──────── Dataset rows

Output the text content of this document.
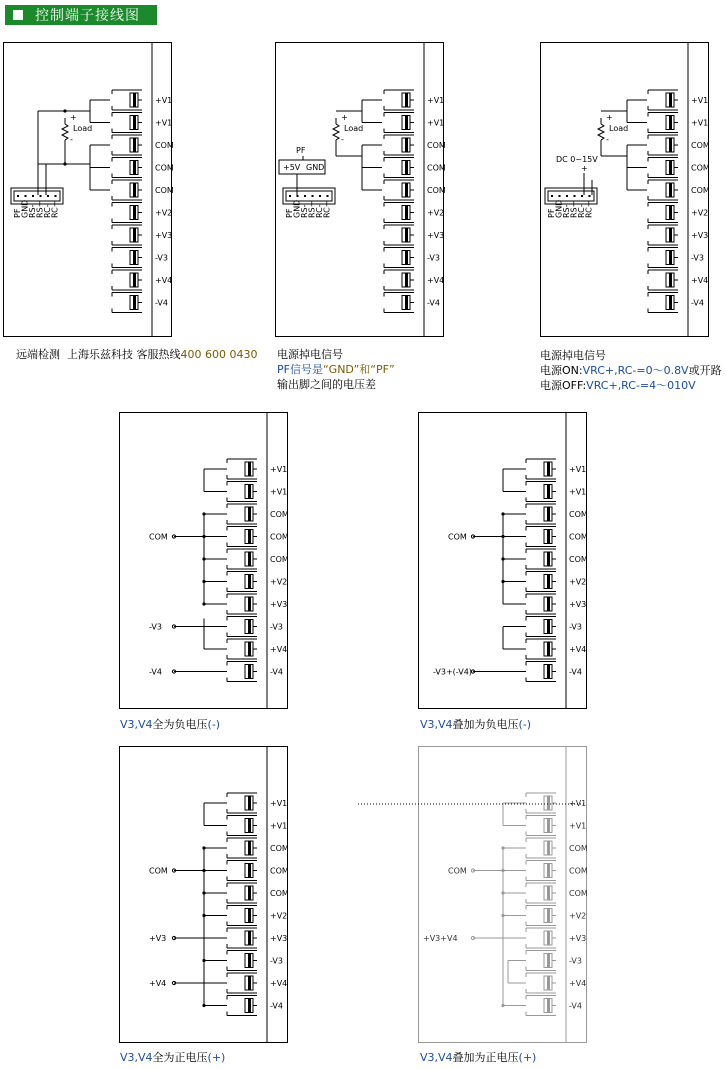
控制端子接线图
+V1
+V1
COM
COM
COM
+V2
+V3
-V3
+V4
-V4
+
Load
-
PF
GND
RS-
RS+
RC-
RC+
+V1
+V1
COM
COM
COM
+V2
+V3
-V3
+V4
-V4
+
Load
-
PF
GND
RS-
RS+
RC-
RC+
+5V GND
PF
+V1
+V1
COM
COM
COM
+V2
+V3
-V3
+V4
-V4
+
Load
-
PF
GND
RS-
RS+
RC-
RC+
DC 0~15V
+
+V1
+V1
COM
COM
COM
+V2
+V3
-V3
+V4
-V4
COM
-V3
-V4
+V1
+V1
COM
COM
COM
+V2
+V3
-V3
+V4
-V4
COM
-V3+(-V4)
+V1
+V1
COM
COM
COM
+V2
+V3
-V3
+V4
-V4
COM
+V3
+V4
+V1
+V1
COM
COM
COM
+V2
+V3
-V3
+V4
-V4
COM
+V3+V4
远端检测 上海乐兹科技 客服热线400 600 0430 电源掉电信号
PF信号是“GND”和“PF”
输出脚之间的电压差
电源掉电信号
电源ON:VRC+,RC-=0～0.8V或开路
电源OFF:VRC+,RC-=4～010V
V3,V4全为负电压(-)	V3,V4叠加为负电压(-)
V3,V4全为正电压(+)	V3,V4叠加为正电压(+)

────────────────

§ The request: Transcribe the listing above verbatim. Omit the pictures.

§ Written response:
Output the text content of this document.
控制端子接线图
+V1
+V1
COM
COM
COM
+V2
+V3
-V3
+V4
-V4
+
Load
-
PF
GND
RS-
RS+
RC-
RC+
+V1
+V1
COM
COM
COM
+V2
+V3
-V3
+V4
-V4
+
Load
-
PF
GND
RS-
RS+
RC-
RC+
+5V GND
PF
+V1
+V1
COM
COM
COM
+V2
+V3
-V3
+V4
-V4
+
Load
-
PF
GND
RS-
RS+
RC-
RC+
DC 0~15V
+
+V1
+V1
COM
COM
COM
+V2
+V3
-V3
+V4
-V4
COM
-V3
-V4
+V1
+V1
COM
COM
COM
+V2
+V3
-V3
+V4
-V4
COM
-V3+(-V4)
+V1
+V1
COM
COM
COM
+V2
+V3
-V3
+V4
-V4
COM
+V3
+V4
+V1
+V1
COM
COM
COM
+V2
+V3
-V3
+V4
-V4
COM
+V3+V4
远端检测 上海乐兹科技 客服热线400 600 0430 电源掉电信号
PF信号是“GND”和“PF”
输出脚之间的电压差
电源掉电信号
电源ON:VRC+,RC-=0～0.8V或开路
电源OFF:VRC+,RC-=4～010V
V3,V4全为负电压(-)	V3,V4叠加为负电压(-)
V3,V4全为正电压(+)	V3,V4叠加为正电压(+)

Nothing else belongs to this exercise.